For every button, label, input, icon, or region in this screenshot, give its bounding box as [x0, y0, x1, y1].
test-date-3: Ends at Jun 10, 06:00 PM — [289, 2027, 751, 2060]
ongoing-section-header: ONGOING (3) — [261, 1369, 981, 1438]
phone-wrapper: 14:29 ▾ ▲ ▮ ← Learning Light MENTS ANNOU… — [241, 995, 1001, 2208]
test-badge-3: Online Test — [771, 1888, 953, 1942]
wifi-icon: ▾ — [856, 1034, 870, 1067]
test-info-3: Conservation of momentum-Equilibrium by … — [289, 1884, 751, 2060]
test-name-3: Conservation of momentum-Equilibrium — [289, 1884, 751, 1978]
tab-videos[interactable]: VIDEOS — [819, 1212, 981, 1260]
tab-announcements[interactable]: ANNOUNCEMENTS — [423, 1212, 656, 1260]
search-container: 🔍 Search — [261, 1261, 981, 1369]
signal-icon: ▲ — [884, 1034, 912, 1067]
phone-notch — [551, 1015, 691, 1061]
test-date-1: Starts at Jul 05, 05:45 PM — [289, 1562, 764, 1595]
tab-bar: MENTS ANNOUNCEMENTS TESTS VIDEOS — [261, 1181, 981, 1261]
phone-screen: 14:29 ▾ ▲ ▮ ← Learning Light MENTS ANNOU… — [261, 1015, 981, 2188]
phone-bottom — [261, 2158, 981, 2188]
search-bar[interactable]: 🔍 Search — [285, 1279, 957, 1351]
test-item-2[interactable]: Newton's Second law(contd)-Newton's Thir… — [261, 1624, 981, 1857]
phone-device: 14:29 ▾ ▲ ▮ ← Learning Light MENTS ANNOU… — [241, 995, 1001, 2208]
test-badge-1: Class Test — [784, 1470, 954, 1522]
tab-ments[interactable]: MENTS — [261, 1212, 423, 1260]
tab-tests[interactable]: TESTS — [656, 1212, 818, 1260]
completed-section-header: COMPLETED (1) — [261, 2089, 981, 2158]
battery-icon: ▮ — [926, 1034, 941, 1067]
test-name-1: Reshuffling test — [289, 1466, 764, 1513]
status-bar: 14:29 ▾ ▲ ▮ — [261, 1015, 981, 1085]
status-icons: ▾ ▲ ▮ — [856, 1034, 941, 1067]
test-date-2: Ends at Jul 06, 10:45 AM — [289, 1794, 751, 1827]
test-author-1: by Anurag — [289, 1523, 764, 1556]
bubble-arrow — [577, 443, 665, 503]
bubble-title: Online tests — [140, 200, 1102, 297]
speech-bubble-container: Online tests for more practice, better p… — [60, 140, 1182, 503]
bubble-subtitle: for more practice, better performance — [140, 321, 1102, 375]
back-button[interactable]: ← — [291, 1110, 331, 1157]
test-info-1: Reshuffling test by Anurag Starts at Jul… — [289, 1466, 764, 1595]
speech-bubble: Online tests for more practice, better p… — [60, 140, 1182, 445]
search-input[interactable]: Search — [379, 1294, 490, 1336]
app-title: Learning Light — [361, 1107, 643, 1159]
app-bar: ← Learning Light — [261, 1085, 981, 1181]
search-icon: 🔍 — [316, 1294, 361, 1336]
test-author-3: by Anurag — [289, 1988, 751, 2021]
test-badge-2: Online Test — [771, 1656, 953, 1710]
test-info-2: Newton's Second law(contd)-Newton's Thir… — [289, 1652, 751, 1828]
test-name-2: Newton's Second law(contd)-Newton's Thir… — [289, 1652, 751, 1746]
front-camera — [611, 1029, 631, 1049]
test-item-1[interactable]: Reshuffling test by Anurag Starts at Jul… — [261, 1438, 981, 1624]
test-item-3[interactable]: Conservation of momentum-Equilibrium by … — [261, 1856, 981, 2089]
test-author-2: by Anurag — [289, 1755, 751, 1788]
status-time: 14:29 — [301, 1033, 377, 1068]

▬▬▬▬▬▬

§ TASK DESCRIPTION:
Copy the records verbatim, from the first line up to and including the line with "bubble-subtitle: for more".

§ ANSWER TO THIS TASK:
For every button, label, input, icon, or region in this screenshot, give its bounding box as [x0, y0, x1, y1].
test-date-3: Ends at Jun 10, 06:00 PM — [289, 2027, 751, 2060]
ongoing-section-header: ONGOING (3) — [261, 1369, 981, 1438]
phone-wrapper: 14:29 ▾ ▲ ▮ ← Learning Light MENTS ANNOU… — [241, 995, 1001, 2208]
test-badge-3: Online Test — [771, 1888, 953, 1942]
wifi-icon: ▾ — [856, 1034, 870, 1067]
test-info-3: Conservation of momentum-Equilibrium by … — [289, 1884, 751, 2060]
test-name-3: Conservation of momentum-Equilibrium — [289, 1884, 751, 1978]
tab-videos[interactable]: VIDEOS — [819, 1212, 981, 1260]
tab-announcements[interactable]: ANNOUNCEMENTS — [423, 1212, 656, 1260]
search-container: 🔍 Search — [261, 1261, 981, 1369]
signal-icon: ▲ — [884, 1034, 912, 1067]
phone-notch — [551, 1015, 691, 1061]
test-date-1: Starts at Jul 05, 05:45 PM — [289, 1562, 764, 1595]
tab-bar: MENTS ANNOUNCEMENTS TESTS VIDEOS — [261, 1181, 981, 1261]
phone-screen: 14:29 ▾ ▲ ▮ ← Learning Light MENTS ANNOU… — [261, 1015, 981, 2188]
phone-bottom — [261, 2158, 981, 2188]
search-bar[interactable]: 🔍 Search — [285, 1279, 957, 1351]
test-item-2[interactable]: Newton's Second law(contd)-Newton's Thir… — [261, 1624, 981, 1857]
phone-device: 14:29 ▾ ▲ ▮ ← Learning Light MENTS ANNOU… — [241, 995, 1001, 2208]
test-badge-1: Class Test — [784, 1470, 954, 1522]
tab-ments[interactable]: MENTS — [261, 1212, 423, 1260]
tab-tests[interactable]: TESTS — [656, 1212, 818, 1260]
completed-section-header: COMPLETED (1) — [261, 2089, 981, 2158]
battery-icon: ▮ — [926, 1034, 941, 1067]
test-name-1: Reshuffling test — [289, 1466, 764, 1513]
status-bar: 14:29 ▾ ▲ ▮ — [261, 1015, 981, 1085]
status-icons: ▾ ▲ ▮ — [856, 1034, 941, 1067]
test-date-2: Ends at Jul 06, 10:45 AM — [289, 1794, 751, 1827]
test-author-1: by Anurag — [289, 1523, 764, 1556]
bubble-arrow — [577, 443, 665, 503]
bubble-title: Online tests — [140, 200, 1102, 297]
speech-bubble-container: Online tests for more practice, better p… — [60, 140, 1182, 503]
bubble-subtitle: for more practice, better performance — [140, 321, 1102, 375]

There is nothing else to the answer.